What is asked -> Filter these entries so that only lines with the word "JSON" remain.

Records shown ->
* * *
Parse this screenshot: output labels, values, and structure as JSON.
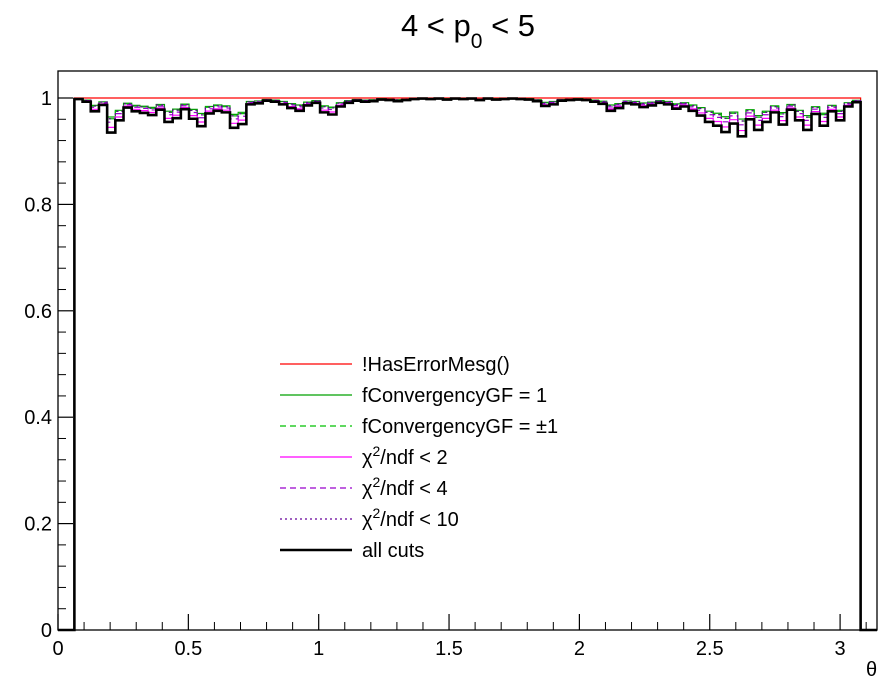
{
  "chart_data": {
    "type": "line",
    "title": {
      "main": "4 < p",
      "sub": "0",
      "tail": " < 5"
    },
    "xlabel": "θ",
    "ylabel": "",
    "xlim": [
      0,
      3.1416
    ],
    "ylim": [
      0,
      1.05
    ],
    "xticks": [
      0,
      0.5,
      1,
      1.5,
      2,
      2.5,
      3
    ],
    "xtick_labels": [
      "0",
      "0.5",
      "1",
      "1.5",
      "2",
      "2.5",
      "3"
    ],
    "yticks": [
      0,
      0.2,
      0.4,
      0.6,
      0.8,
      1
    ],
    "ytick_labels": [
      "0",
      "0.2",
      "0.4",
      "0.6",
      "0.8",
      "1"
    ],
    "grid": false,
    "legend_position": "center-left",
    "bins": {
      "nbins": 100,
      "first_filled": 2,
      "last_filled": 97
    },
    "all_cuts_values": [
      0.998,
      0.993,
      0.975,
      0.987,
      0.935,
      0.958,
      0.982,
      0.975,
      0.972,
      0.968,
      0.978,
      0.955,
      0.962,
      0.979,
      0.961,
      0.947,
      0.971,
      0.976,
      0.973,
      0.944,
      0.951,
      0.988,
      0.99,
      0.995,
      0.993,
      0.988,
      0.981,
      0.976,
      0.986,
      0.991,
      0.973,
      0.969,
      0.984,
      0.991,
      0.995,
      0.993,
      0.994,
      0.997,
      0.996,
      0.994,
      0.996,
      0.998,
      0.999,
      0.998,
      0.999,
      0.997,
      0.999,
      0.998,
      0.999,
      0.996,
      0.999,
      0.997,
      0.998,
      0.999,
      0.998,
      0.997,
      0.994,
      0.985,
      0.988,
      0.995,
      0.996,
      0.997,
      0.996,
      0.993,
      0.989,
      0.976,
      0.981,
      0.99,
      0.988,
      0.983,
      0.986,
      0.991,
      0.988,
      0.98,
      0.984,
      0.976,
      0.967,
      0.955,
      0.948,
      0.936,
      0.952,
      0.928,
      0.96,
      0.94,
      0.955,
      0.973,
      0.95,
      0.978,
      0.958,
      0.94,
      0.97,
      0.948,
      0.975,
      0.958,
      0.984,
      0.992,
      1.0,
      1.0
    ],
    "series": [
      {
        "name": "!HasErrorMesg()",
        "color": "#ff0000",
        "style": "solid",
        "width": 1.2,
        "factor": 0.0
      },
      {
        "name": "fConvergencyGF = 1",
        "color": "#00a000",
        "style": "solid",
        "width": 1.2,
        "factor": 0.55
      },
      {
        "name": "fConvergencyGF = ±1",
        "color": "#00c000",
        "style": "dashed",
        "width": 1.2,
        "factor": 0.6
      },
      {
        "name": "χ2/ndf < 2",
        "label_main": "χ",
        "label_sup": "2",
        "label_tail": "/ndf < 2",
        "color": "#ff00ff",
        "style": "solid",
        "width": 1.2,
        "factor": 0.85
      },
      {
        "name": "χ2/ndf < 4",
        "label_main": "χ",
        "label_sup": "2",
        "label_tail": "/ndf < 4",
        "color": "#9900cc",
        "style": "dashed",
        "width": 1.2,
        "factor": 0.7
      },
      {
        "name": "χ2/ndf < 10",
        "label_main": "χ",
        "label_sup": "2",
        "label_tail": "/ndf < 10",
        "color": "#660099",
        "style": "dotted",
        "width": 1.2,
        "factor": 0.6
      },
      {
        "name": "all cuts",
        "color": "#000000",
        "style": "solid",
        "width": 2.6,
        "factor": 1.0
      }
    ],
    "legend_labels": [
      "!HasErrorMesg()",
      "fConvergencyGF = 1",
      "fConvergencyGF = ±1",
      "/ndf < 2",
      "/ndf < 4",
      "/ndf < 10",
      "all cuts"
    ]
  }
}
* * *
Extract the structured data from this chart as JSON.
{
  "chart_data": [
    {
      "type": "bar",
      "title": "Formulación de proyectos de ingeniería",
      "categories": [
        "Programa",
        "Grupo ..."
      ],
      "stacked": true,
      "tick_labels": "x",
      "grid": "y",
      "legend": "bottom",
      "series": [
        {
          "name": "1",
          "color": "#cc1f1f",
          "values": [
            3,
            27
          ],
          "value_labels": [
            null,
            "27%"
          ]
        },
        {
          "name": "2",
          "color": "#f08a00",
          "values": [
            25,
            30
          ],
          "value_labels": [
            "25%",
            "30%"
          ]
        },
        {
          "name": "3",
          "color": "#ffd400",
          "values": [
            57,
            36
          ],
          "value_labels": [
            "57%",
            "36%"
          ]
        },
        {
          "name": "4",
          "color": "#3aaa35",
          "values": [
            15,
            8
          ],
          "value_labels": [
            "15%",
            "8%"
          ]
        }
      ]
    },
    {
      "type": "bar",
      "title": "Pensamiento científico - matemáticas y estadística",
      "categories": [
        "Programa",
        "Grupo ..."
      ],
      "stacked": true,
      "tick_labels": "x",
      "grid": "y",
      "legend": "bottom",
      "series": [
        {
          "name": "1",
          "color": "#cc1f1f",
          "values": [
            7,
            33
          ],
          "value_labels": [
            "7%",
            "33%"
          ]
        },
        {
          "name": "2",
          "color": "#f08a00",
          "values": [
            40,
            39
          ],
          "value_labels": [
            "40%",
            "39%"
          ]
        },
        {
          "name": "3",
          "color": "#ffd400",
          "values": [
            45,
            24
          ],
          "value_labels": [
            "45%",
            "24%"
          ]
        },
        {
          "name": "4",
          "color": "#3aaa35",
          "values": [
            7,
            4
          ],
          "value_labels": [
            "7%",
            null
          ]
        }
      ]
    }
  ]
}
* * *
Answer ->
Parse this screenshot: output labels, values, and structure as JSON.
Extract the structured data from this chart as JSON.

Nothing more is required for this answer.